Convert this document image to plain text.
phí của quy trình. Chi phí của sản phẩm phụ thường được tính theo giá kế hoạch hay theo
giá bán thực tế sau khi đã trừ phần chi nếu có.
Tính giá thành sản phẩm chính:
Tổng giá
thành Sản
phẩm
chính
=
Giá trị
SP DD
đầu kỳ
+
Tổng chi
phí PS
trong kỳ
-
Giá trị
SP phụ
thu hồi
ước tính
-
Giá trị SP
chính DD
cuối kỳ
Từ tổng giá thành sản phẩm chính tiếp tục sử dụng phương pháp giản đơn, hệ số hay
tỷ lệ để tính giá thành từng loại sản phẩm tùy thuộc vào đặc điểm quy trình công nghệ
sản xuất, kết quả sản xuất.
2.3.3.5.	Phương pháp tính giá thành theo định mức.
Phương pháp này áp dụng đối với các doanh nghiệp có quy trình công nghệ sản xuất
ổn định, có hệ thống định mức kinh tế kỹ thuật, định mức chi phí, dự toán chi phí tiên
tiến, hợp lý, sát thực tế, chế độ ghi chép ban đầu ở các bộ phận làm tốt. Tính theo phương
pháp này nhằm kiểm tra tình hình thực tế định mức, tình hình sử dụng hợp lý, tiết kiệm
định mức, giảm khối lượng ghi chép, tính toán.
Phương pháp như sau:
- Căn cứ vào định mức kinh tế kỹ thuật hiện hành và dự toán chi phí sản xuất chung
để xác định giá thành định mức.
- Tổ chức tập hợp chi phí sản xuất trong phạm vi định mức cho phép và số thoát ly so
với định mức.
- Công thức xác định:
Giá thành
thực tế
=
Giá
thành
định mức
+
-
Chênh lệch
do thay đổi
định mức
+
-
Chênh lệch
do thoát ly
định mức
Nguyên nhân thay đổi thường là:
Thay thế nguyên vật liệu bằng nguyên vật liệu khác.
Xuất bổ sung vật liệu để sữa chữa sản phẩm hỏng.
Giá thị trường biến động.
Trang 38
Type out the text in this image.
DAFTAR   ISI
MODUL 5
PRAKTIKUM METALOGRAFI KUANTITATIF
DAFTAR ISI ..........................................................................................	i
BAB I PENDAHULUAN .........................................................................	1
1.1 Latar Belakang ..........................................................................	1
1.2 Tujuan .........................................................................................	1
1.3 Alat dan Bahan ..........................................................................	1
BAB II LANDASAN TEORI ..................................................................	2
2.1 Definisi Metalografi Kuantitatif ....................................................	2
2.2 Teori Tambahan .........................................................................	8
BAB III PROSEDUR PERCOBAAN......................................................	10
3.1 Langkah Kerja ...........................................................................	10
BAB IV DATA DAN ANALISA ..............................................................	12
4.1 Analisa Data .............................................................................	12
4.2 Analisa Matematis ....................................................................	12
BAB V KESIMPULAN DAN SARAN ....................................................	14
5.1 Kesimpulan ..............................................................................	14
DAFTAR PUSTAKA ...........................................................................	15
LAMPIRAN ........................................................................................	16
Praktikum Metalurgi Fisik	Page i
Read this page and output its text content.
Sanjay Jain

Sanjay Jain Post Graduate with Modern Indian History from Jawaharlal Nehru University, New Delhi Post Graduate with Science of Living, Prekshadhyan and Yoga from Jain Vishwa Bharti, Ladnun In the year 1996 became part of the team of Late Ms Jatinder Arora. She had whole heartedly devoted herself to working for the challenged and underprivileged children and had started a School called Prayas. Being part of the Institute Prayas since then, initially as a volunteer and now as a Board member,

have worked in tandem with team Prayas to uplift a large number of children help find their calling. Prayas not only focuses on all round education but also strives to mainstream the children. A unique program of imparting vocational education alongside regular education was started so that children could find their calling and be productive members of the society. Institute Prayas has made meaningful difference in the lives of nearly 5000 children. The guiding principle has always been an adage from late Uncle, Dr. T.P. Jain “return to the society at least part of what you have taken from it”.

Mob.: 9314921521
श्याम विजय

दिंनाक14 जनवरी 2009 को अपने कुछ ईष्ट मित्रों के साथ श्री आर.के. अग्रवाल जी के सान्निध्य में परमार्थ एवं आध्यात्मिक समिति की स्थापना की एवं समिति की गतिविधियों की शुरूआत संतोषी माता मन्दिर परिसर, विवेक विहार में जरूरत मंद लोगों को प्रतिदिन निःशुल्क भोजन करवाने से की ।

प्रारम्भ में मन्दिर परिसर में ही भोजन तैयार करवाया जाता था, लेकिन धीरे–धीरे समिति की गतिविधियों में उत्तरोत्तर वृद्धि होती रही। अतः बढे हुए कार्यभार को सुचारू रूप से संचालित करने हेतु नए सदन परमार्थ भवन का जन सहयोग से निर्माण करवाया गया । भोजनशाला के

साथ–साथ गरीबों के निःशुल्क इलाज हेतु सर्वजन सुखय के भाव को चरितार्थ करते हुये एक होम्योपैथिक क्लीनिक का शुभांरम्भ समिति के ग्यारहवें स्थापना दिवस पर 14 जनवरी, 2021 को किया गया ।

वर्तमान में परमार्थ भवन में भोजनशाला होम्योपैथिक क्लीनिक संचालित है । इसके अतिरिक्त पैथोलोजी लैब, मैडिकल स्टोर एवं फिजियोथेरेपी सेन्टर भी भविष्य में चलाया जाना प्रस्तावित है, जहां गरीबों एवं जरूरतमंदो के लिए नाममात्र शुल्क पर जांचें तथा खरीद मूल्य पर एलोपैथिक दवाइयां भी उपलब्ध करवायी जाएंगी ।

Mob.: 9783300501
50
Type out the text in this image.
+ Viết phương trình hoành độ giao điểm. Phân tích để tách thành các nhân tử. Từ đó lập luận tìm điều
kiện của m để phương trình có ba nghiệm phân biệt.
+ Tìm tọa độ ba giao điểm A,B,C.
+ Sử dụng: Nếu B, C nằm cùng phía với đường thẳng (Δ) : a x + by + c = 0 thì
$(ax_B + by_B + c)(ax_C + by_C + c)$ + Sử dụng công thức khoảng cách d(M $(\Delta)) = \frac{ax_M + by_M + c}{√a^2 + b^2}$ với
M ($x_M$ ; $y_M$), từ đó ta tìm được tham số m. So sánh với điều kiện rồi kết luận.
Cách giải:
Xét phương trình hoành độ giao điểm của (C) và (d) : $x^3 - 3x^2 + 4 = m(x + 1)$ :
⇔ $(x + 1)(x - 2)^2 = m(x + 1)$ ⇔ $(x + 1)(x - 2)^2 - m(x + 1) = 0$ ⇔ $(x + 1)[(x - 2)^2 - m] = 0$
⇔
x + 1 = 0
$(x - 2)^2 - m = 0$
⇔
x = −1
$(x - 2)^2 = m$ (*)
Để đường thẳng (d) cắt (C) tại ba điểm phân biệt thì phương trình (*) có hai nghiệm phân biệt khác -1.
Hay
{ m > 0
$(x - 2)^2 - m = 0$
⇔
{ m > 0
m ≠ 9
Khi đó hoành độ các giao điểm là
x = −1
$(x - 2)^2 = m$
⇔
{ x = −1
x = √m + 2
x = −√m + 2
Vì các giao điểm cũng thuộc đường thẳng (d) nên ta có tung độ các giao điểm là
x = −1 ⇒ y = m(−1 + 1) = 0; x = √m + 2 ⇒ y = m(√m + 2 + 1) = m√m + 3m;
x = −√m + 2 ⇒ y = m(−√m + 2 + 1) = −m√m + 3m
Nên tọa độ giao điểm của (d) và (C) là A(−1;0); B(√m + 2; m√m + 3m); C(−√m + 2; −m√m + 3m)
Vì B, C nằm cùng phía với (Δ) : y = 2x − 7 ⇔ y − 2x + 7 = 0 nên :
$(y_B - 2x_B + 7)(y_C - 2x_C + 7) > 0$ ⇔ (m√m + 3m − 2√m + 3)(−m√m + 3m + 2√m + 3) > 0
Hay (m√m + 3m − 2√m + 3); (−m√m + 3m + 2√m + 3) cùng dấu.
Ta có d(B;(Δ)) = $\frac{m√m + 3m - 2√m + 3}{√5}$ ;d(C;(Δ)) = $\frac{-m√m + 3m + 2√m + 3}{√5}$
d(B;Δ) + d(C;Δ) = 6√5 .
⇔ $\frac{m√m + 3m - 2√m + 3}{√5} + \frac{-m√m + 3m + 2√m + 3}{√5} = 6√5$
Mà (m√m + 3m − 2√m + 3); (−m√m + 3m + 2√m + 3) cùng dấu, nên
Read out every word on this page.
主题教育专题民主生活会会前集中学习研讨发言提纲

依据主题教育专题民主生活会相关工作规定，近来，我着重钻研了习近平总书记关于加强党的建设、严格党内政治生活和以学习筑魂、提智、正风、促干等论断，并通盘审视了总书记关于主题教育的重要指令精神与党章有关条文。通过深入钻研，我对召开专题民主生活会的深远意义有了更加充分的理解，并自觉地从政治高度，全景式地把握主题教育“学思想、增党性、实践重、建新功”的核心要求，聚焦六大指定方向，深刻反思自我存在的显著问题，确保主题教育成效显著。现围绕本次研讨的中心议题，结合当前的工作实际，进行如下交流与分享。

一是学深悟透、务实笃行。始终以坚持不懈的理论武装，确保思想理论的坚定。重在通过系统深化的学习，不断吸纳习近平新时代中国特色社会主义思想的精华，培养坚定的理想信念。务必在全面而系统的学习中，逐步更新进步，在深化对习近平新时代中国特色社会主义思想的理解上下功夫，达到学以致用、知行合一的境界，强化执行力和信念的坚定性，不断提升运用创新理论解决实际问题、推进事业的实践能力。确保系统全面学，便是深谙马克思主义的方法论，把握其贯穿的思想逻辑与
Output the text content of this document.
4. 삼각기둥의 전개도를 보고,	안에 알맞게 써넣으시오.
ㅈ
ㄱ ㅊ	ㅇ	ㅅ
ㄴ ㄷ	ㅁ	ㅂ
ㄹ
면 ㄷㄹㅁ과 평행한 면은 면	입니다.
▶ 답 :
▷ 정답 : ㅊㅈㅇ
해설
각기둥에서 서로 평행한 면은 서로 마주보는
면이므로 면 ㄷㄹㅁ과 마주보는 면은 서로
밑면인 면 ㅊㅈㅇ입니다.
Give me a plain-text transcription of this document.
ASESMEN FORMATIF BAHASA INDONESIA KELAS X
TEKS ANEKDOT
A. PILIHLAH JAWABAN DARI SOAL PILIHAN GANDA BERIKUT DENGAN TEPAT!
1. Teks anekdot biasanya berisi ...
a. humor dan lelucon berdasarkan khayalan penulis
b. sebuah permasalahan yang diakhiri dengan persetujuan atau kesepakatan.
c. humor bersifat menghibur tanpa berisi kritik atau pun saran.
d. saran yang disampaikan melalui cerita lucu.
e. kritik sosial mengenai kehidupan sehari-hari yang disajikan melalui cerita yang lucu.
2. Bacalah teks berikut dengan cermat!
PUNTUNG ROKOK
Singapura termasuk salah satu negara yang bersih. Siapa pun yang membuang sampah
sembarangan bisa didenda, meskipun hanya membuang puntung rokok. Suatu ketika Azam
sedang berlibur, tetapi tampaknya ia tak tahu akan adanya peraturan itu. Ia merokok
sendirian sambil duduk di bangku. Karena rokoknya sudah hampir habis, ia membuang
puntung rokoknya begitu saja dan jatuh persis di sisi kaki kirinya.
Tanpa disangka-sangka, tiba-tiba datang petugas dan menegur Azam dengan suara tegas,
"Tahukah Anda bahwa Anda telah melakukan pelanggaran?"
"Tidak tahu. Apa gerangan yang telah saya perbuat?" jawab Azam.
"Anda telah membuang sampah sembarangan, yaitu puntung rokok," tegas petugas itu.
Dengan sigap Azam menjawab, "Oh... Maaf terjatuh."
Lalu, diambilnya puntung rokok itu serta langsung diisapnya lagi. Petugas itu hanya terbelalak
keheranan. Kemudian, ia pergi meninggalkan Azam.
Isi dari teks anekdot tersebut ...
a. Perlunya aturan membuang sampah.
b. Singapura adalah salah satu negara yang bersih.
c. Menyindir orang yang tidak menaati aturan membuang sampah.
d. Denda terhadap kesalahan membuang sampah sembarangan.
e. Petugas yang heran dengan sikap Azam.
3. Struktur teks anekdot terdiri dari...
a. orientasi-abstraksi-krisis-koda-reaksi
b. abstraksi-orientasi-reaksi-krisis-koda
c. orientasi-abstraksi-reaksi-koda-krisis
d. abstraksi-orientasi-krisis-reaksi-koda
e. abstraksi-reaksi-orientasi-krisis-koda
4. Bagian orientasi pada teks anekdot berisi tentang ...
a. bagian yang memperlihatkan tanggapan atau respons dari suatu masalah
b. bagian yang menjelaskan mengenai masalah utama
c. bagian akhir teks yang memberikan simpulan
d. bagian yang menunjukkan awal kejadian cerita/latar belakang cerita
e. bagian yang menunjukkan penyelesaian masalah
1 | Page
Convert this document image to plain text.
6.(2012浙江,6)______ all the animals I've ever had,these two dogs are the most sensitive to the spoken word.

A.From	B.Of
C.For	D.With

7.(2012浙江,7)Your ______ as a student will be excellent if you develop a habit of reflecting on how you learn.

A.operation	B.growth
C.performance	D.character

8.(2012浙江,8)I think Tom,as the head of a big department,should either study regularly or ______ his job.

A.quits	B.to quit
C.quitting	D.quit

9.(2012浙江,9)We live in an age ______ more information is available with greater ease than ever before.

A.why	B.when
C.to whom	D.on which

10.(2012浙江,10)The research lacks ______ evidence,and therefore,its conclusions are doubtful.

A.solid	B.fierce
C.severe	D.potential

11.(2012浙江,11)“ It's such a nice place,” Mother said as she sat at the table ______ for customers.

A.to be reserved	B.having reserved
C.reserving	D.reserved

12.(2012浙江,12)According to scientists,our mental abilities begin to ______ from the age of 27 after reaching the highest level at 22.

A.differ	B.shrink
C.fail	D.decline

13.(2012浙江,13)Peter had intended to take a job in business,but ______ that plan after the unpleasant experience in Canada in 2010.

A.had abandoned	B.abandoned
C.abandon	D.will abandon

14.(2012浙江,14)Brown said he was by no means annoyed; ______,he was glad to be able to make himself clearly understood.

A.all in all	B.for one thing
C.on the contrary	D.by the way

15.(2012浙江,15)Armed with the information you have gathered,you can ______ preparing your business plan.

==*==

**PROBLEM REQUIREMENTS:**
From the entries above, list each line with "ㄷㄹㅁ과" in it.

**WRITTEN REPLY:**
면 ㄷㄹㅁ과 평행한 면은 면	입니다.
면이므로 면 ㄷㄹㅁ과 마주보는 면은 서로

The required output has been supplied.